-- start PROVIDED RECORDS --
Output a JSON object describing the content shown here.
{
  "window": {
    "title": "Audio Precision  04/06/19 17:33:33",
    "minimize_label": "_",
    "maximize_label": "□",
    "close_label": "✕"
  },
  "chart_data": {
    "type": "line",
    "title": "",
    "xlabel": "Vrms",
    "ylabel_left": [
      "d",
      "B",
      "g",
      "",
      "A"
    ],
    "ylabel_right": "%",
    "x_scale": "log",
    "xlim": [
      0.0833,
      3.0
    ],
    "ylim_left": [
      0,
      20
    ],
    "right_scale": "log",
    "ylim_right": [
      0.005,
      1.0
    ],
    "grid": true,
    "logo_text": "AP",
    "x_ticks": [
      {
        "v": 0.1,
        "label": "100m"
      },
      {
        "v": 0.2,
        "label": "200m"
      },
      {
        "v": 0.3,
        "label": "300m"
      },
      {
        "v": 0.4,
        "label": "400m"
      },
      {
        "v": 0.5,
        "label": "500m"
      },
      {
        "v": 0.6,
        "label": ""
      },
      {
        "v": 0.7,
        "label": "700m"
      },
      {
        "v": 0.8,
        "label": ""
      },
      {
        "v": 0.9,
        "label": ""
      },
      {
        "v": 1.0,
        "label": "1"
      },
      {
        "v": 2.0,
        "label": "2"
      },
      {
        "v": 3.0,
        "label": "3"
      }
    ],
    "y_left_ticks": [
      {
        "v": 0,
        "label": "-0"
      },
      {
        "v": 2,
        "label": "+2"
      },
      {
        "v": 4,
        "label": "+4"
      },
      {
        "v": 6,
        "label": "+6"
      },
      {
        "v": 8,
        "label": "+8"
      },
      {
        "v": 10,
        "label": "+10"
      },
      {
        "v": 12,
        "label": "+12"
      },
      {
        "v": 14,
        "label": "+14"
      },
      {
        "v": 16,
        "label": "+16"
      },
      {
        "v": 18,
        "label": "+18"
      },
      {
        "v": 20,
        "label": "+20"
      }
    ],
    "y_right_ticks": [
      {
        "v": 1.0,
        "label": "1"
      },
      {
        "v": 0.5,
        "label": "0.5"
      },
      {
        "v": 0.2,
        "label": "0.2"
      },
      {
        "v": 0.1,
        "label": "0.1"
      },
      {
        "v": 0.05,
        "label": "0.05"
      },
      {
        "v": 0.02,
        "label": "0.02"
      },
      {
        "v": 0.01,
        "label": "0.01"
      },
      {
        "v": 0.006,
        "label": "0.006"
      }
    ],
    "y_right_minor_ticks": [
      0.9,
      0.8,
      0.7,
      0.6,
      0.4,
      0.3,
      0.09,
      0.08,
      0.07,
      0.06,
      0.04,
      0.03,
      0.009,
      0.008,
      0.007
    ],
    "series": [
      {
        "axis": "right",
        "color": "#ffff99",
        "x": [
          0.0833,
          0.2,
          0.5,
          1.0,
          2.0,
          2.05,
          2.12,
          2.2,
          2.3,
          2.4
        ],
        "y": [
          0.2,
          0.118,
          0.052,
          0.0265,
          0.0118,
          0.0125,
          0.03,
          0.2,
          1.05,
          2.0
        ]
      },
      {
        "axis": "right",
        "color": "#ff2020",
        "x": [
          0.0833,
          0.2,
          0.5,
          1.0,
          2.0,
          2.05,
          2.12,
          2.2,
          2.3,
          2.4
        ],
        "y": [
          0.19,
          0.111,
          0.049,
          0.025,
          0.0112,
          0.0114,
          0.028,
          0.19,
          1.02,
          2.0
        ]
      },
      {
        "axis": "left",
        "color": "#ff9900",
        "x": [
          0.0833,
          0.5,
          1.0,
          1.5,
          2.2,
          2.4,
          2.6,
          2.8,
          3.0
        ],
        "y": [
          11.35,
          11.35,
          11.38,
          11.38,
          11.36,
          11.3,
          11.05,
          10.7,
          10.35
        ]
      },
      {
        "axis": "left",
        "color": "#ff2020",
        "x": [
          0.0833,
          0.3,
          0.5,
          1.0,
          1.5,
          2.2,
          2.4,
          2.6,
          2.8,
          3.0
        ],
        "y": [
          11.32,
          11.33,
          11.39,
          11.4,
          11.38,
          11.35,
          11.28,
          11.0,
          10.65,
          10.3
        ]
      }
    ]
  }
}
-- end PROVIDED RECORDS --
EXERCISE OBJECTIVE = Find each line holding the string "color" and copy it out.

WRITTEN ANSWER =
        "color": "#ffff99",
        "color": "#ff2020",
        "color": "#ff9900",
        "color": "#ff2020",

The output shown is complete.